--- Exercise aim ---
Among the lines of these entries, how many hold the word "kann"? State only the number.

--- Data entries ---
···

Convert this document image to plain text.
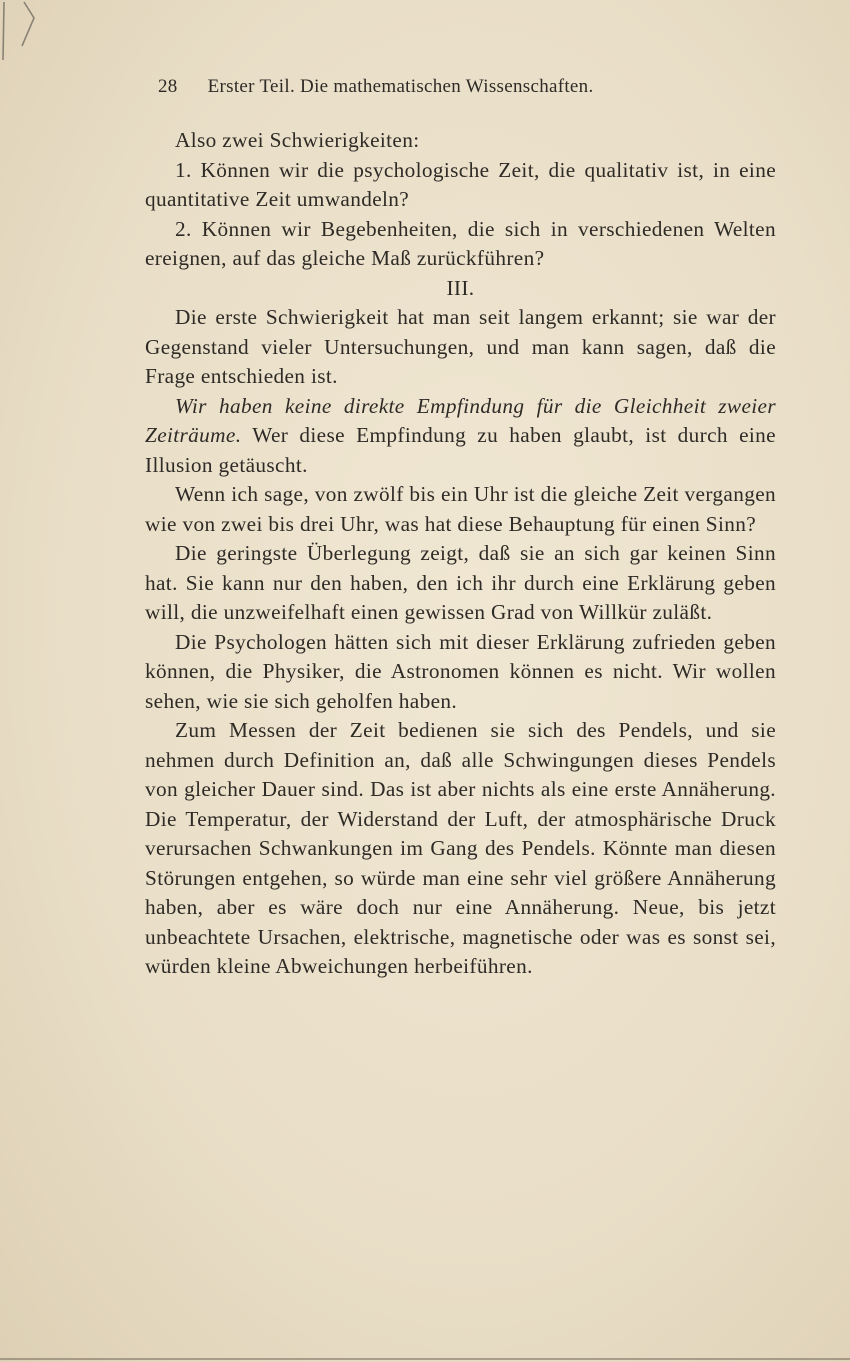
28 Erster Teil. Die mathematischen Wissenschaften.

Also zwei Schwierigkeiten:

1. Können wir die psychologische Zeit, die qualitativ ist, in eine quantitative Zeit umwandeln?

2. Können wir Begebenheiten, die sich in verschiedenen Welten ereignen, auf das gleiche Maß zurückführen?

III.

Die erste Schwierigkeit hat man seit langem erkannt; sie war der Gegenstand vieler Untersuchungen, und man kann sagen, daß die Frage entschieden ist.

Wir haben keine direkte Empfindung für die Gleichheit zweier Zeiträume. Wer diese Empfindung zu haben glaubt, ist durch eine Illusion getäuscht.

Wenn ich sage, von zwölf bis ein Uhr ist die gleiche Zeit vergangen wie von zwei bis drei Uhr, was hat diese Behauptung für einen Sinn?

Die geringste Überlegung zeigt, daß sie an sich gar keinen Sinn hat. Sie kann nur den haben, den ich ihr durch eine Erklärung geben will, die unzweifelhaft einen gewissen Grad von Willkür zuläßt.

Die Psychologen hätten sich mit dieser Erklärung zufrieden geben können, die Physiker, die Astronomen können es nicht. Wir wollen sehen, wie sie sich geholfen haben.

Zum Messen der Zeit bedienen sie sich des Pendels, und sie nehmen durch Definition an, daß alle Schwingungen dieses Pendels von gleicher Dauer sind. Das ist aber nichts als eine erste Annäherung. Die Temperatur, der Widerstand der Luft, der atmosphärische Druck verursachen Schwankungen im Gang des Pendels. Könnte man diesen Störungen entgehen, so würde man eine sehr viel größere Annäherung haben, aber es wäre doch nur eine Annäherung. Neue, bis jetzt unbeachtete Ursachen, elektrische, magnetische oder was es sonst sei, würden kleine Abweichungen herbeiführen.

···

--- Result of this exercise ---
2